Task to carry out> State how many lines hold the word "this", with no other words.

# Start of Exercise materials

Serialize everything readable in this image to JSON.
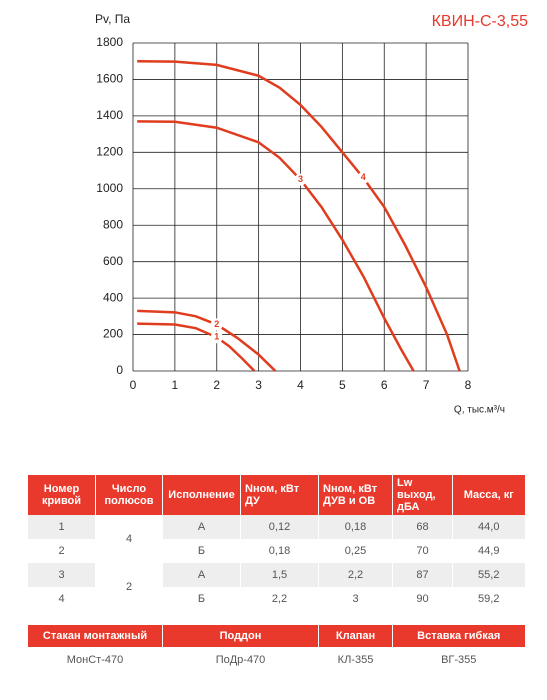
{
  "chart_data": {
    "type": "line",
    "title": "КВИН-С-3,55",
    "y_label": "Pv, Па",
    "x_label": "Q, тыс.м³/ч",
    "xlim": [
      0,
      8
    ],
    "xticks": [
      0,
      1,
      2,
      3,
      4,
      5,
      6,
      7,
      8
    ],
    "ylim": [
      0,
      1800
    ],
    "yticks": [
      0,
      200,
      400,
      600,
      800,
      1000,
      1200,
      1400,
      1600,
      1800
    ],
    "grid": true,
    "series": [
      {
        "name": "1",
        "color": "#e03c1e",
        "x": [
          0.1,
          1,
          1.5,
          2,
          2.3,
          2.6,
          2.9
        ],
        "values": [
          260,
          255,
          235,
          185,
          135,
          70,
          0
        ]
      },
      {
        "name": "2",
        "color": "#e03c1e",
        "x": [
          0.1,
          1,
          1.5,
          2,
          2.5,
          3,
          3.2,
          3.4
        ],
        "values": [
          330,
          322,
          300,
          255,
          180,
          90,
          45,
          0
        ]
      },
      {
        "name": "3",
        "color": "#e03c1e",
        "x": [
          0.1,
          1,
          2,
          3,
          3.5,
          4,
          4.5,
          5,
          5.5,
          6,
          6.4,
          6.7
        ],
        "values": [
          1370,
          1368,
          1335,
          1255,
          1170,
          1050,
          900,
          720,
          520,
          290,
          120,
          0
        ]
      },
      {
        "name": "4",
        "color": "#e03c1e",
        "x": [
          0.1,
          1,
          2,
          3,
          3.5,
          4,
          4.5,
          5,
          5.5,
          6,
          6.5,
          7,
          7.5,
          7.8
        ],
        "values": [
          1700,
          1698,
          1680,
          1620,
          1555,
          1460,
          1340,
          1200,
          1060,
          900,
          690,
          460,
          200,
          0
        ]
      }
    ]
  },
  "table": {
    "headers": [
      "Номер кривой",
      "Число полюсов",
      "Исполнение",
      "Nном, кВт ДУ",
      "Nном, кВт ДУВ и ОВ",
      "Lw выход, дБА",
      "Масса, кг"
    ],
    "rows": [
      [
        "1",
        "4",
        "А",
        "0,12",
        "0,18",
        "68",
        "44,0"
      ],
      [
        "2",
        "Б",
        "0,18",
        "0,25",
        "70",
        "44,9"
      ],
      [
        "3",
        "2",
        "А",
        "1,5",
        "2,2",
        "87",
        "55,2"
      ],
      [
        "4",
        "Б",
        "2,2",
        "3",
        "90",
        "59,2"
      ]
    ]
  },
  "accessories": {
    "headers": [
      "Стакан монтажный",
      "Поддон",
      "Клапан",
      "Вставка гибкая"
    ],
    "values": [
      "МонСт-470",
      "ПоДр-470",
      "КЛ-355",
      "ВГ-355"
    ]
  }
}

# End of Exercise materials
# Start of Exercise materials

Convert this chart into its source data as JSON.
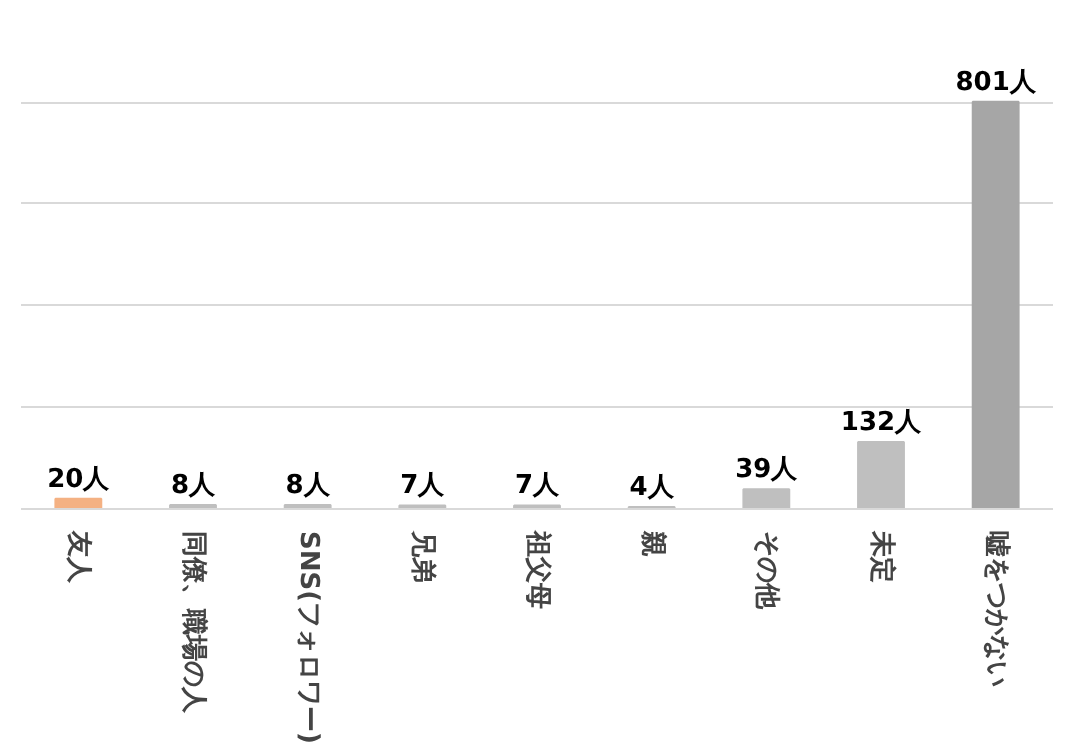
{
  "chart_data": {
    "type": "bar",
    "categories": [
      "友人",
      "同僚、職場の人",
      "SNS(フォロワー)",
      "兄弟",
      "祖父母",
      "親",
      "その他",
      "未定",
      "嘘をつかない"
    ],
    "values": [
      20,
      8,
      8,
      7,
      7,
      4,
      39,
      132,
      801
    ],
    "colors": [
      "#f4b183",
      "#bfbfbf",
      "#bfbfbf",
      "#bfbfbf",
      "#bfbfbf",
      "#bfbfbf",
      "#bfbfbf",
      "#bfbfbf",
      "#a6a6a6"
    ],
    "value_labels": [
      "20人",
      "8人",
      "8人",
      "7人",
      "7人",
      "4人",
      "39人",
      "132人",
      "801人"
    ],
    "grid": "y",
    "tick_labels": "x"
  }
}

# End of Exercise materials

Answer to the exercise> 2